--- start Extracted data ---

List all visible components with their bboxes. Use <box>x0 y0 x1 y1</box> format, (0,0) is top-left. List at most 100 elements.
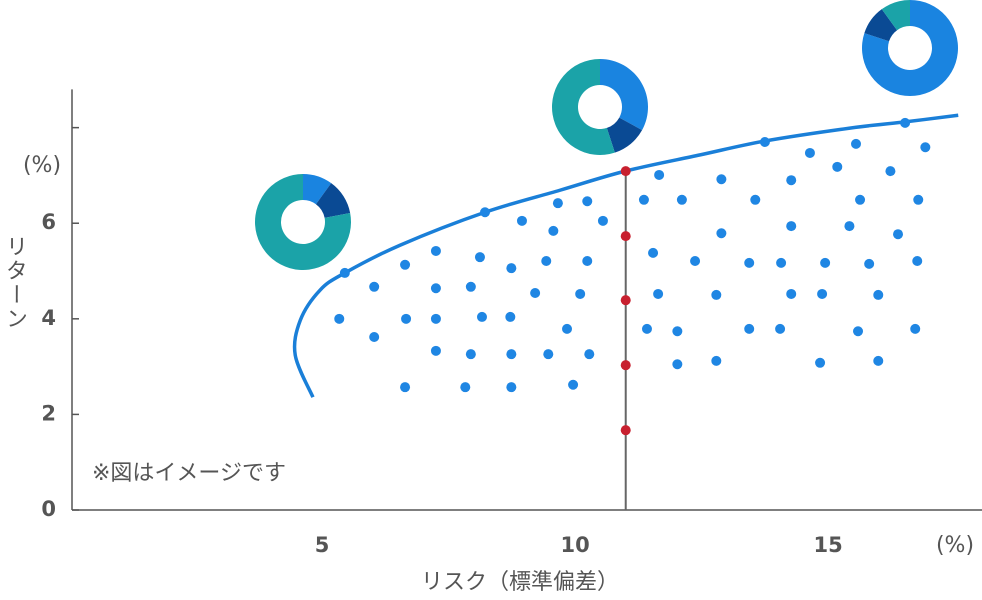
point <box>401 313 412 324</box>
point <box>620 425 631 436</box>
donut-segment <box>600 59 649 131</box>
point <box>506 349 517 360</box>
point <box>711 289 722 300</box>
point <box>548 225 559 236</box>
point <box>334 313 345 324</box>
point <box>369 331 380 342</box>
donut-segment <box>862 0 958 96</box>
x-tick-label: 10 <box>560 533 589 557</box>
point <box>855 194 866 205</box>
point <box>465 281 476 292</box>
annotation: ※図はイメージです <box>92 461 286 486</box>
donut-segment <box>255 174 351 270</box>
donut-segment <box>881 0 910 31</box>
point <box>552 198 563 209</box>
point <box>775 323 786 334</box>
x-axis-label: リスク（標準偏差） <box>421 570 619 595</box>
donut-segment <box>606 117 643 153</box>
donut-segment <box>315 183 351 218</box>
point <box>853 326 864 337</box>
point <box>543 349 554 360</box>
point <box>864 258 875 269</box>
point <box>900 117 911 128</box>
point <box>638 194 649 205</box>
point <box>920 142 931 153</box>
point <box>716 228 727 239</box>
point <box>620 231 631 242</box>
point <box>676 194 687 205</box>
donut-segment <box>551 59 615 155</box>
point <box>460 382 471 393</box>
y-axis-label: リターン <box>2 235 27 331</box>
point <box>430 245 441 256</box>
point <box>584 349 595 360</box>
point <box>582 255 593 266</box>
y-tick-label: 2 <box>41 401 56 425</box>
point <box>893 229 904 240</box>
point <box>369 281 380 292</box>
point <box>568 379 579 390</box>
point <box>597 215 608 226</box>
point <box>654 169 665 180</box>
point <box>910 323 921 334</box>
point <box>744 323 755 334</box>
y-unit: (%) <box>23 153 61 178</box>
point <box>912 255 923 266</box>
x-tick-label: 5 <box>315 533 330 557</box>
point <box>711 355 722 366</box>
point <box>620 295 631 306</box>
point <box>776 257 787 268</box>
point <box>716 174 727 185</box>
point <box>759 136 770 147</box>
point <box>815 357 826 368</box>
point <box>641 323 652 334</box>
point <box>786 175 797 186</box>
point <box>844 221 855 232</box>
point <box>620 166 631 177</box>
point <box>851 138 862 149</box>
point <box>506 263 517 274</box>
point <box>832 161 843 172</box>
point <box>786 221 797 232</box>
point <box>400 259 411 270</box>
point <box>476 311 487 322</box>
point <box>786 288 797 299</box>
point <box>672 326 683 337</box>
point <box>913 194 924 205</box>
point <box>541 255 552 266</box>
y-tick-label: 4 <box>41 306 56 330</box>
point <box>750 194 761 205</box>
point <box>430 313 441 324</box>
point <box>817 288 828 299</box>
point <box>516 215 527 226</box>
point <box>620 360 631 371</box>
x-unit: (%) <box>936 533 974 558</box>
point <box>339 267 350 278</box>
point <box>480 207 491 218</box>
point <box>562 323 573 334</box>
point <box>648 247 659 258</box>
donut-segment <box>303 174 332 205</box>
point <box>804 147 815 158</box>
y-tick-label: 0 <box>41 497 56 521</box>
point <box>465 349 476 360</box>
point <box>506 382 517 393</box>
point <box>474 252 485 263</box>
point <box>873 355 884 366</box>
point <box>575 288 586 299</box>
y-tick-label: 6 <box>41 210 56 234</box>
point <box>582 196 593 207</box>
point <box>820 257 831 268</box>
donut-segment <box>864 9 898 42</box>
point <box>744 257 755 268</box>
point <box>690 255 701 266</box>
point <box>430 283 441 294</box>
point <box>873 289 884 300</box>
point <box>430 345 441 356</box>
point <box>653 288 664 299</box>
point <box>400 382 411 393</box>
point <box>530 288 541 299</box>
frontier-curve <box>292 113 959 398</box>
point <box>672 359 683 370</box>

--- end Extracted data ---

▸ **Objective**
Output every line of the items above as a numbered list, omitting blank lines and leaving out the pictures.

▸ **Final result**
1. List all visible components with their bboxes. Use <box>x0 y0 x1 y1</box> format, (0,0) is top-left. List at most 100 elements.
2. point <box>401 313 412 324</box>
3. point <box>620 425 631 436</box>
4. donut-segment <box>600 59 649 131</box>
5. point <box>506 349 517 360</box>
6. point <box>711 289 722 300</box>
7. point <box>548 225 559 236</box>
8. point <box>334 313 345 324</box>
9. point <box>369 331 380 342</box>
10. donut-segment <box>862 0 958 96</box>
11. x-tick-label: 10 <box>560 533 589 557</box>
12. point <box>855 194 866 205</box>
13. point <box>465 281 476 292</box>
14. annotation: ※図はイメージです <box>92 461 286 486</box>
15. donut-segment <box>255 174 351 270</box>
16. donut-segment <box>881 0 910 31</box>
17. point <box>552 198 563 209</box>
18. point <box>775 323 786 334</box>
19. x-axis-label: リスク（標準偏差） <box>421 570 619 595</box>
20. donut-segment <box>606 117 643 153</box>
21. donut-segment <box>315 183 351 218</box>
22. point <box>853 326 864 337</box>
23. point <box>543 349 554 360</box>
24. point <box>864 258 875 269</box>
25. point <box>900 117 911 128</box>
26. point <box>638 194 649 205</box>
27. point <box>920 142 931 153</box>
28. point <box>716 228 727 239</box>
29. point <box>620 231 631 242</box>
30. point <box>676 194 687 205</box>
31. donut-segment <box>551 59 615 155</box>
32. point <box>460 382 471 393</box>
33. y-axis-label: リターン <box>2 235 27 331</box>
34. point <box>430 245 441 256</box>
35. point <box>584 349 595 360</box>
36. point <box>582 255 593 266</box>
37. y-tick-label: 2 <box>41 401 56 425</box>
38. point <box>893 229 904 240</box>
39. point <box>369 281 380 292</box>
40. point <box>568 379 579 390</box>
41. point <box>597 215 608 226</box>
42. point <box>654 169 665 180</box>
43. point <box>910 323 921 334</box>
44. point <box>744 323 755 334</box>
45. y-unit: (%) <box>23 153 61 178</box>
46. point <box>912 255 923 266</box>
47. x-tick-label: 5 <box>315 533 330 557</box>
48. point <box>711 355 722 366</box>
49. point <box>620 295 631 306</box>
50. point <box>776 257 787 268</box>
51. point <box>716 174 727 185</box>
52. point <box>759 136 770 147</box>
53. point <box>815 357 826 368</box>
54. point <box>641 323 652 334</box>
55. point <box>786 175 797 186</box>
56. point <box>844 221 855 232</box>
57. point <box>620 166 631 177</box>
58. point <box>851 138 862 149</box>
59. point <box>506 263 517 274</box>
60. point <box>832 161 843 172</box>
61. point <box>786 221 797 232</box>
62. point <box>400 259 411 270</box>
63. point <box>476 311 487 322</box>
64. point <box>786 288 797 299</box>
65. point <box>672 326 683 337</box>
66. point <box>913 194 924 205</box>
67. point <box>541 255 552 266</box>
68. y-tick-label: 4 <box>41 306 56 330</box>
69. point <box>750 194 761 205</box>
70. point <box>430 313 441 324</box>
71. point <box>817 288 828 299</box>
72. point <box>516 215 527 226</box>
73. point <box>620 360 631 371</box>
74. x-unit: (%) <box>936 533 974 558</box>
75. point <box>339 267 350 278</box>
76. point <box>480 207 491 218</box>
77. point <box>562 323 573 334</box>
78. point <box>648 247 659 258</box>
79. donut-segment <box>303 174 332 205</box>
80. point <box>804 147 815 158</box>
81. y-tick-label: 0 <box>41 497 56 521</box>
82. point <box>465 349 476 360</box>
83. point <box>506 382 517 393</box>
84. point <box>474 252 485 263</box>
85. point <box>873 355 884 366</box>
86. point <box>575 288 586 299</box>
87. y-tick-label: 6 <box>41 210 56 234</box>
88. point <box>582 196 593 207</box>
89. point <box>820 257 831 268</box>
90. donut-segment <box>864 9 898 42</box>
91. point <box>744 257 755 268</box>
92. point <box>690 255 701 266</box>
93. point <box>430 283 441 294</box>
94. point <box>873 289 884 300</box>
95. point <box>430 345 441 356</box>
96. point <box>653 288 664 299</box>
97. point <box>400 382 411 393</box>
98. point <box>530 288 541 299</box>
99. frontier-curve <box>292 113 959 398</box>
100. point <box>672 359 683 370</box>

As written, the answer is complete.